Task brief
Scan the records for the word "设每月初最少投放a万件". Copy each line that includes it.

Material for this exercise
--

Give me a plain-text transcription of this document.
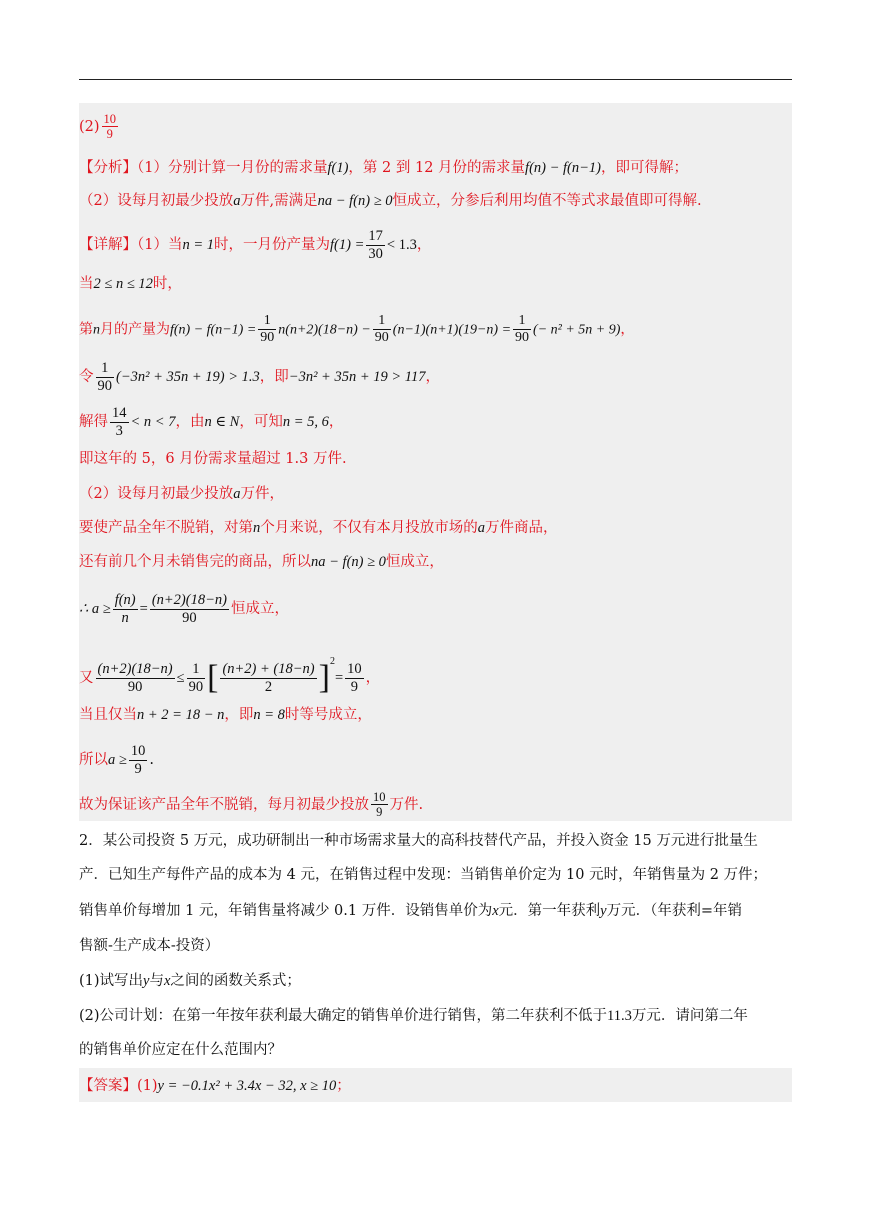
$(2) \frac{10}{9}$
【分析】（1）分别计算一月份的需求量f(1)，第 2 到 12 月份的需求量f(n) − f(n−1)，即可得解；
（2）设每月初最少投放a万件,需满足na − f(n) ≥ 0恒成立，分参后利用均值不等式求最值即可得解.
【详解】（1）当n = 1时，一月份产量为$f(1) = \frac{17}{30} < 1.3$，
当2 ≤ n ≤ 12时，
第n月的产量为$f(n) - f(n-1) = \frac{1}{90} n(n+2)(18-n) - \frac{1}{90} (n-1)(n+1)(19-n) = \frac{1}{90}$ (− n² + 5n + 9)，
令 $\frac{1}{90} (-3n^2 + 35n + 19) > 1.3$，即−3n² + 35n + 19 > 117，
解得 $\frac{14}{3} < n < 7$，由n ∈ N，可知n = 5, 6，
即这年的 5，6 月份需求量超过 1.3 万件.
（2）设每月初最少投放a万件，
要使产品全年不脱销，对第n个月来说，不仅有本月投放市场的a万件商品，
还有前几个月未销售完的商品，所以na − f(n) ≥ 0恒成立，
∴ $a \ge \frac{f(n)}{n} = \frac{(n+2)(18-n)}{90}$ 恒成立，
又 $\frac{(n+2)(18-n)}{90} \le \frac{1}{90}$ [ $\frac{(n+2) + (18-n)}{2} ]^2= \frac{10}{9}$ ，
当且仅当n + 2 = 18 − n，即n = 8时等号成立，
所以$a \ge \frac{10}{9}$ .
故为保证该产品全年不脱销，每月初最少投放 $\frac{10}{9}$ 万件.
2．某公司投资 5 万元，成功研制出一种市场需求量大的高科技替代产品，并投入资金 15 万元进行批量生
产．已知生产每件产品的成本为 4 元，在销售过程中发现：当销售单价定为 10 元时，年销售量为 2 万件；
销售单价每增加 1 元，年销售量将减少 0.1 万件．设销售单价为x元．第一年获利y万元．（年获利=年销
售额-生产成本-投资）
(1)试写出y与x之间的函数关系式；
(2)公司计划：在第一年按年获利最大确定的销售单价进行销售，第二年获利不低于11.3万元．请问第二年
的销售单价应定在什么范围内？
【答案】(1)y = −0.1x² + 3.4x − 32, x ≥ 10；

--

Written response
（2）设每月初最少投放a万件,需满足na − f(n) ≥ 0恒成立，分参后利用均值不等式求最值即可得解.
（2）设每月初最少投放a万件，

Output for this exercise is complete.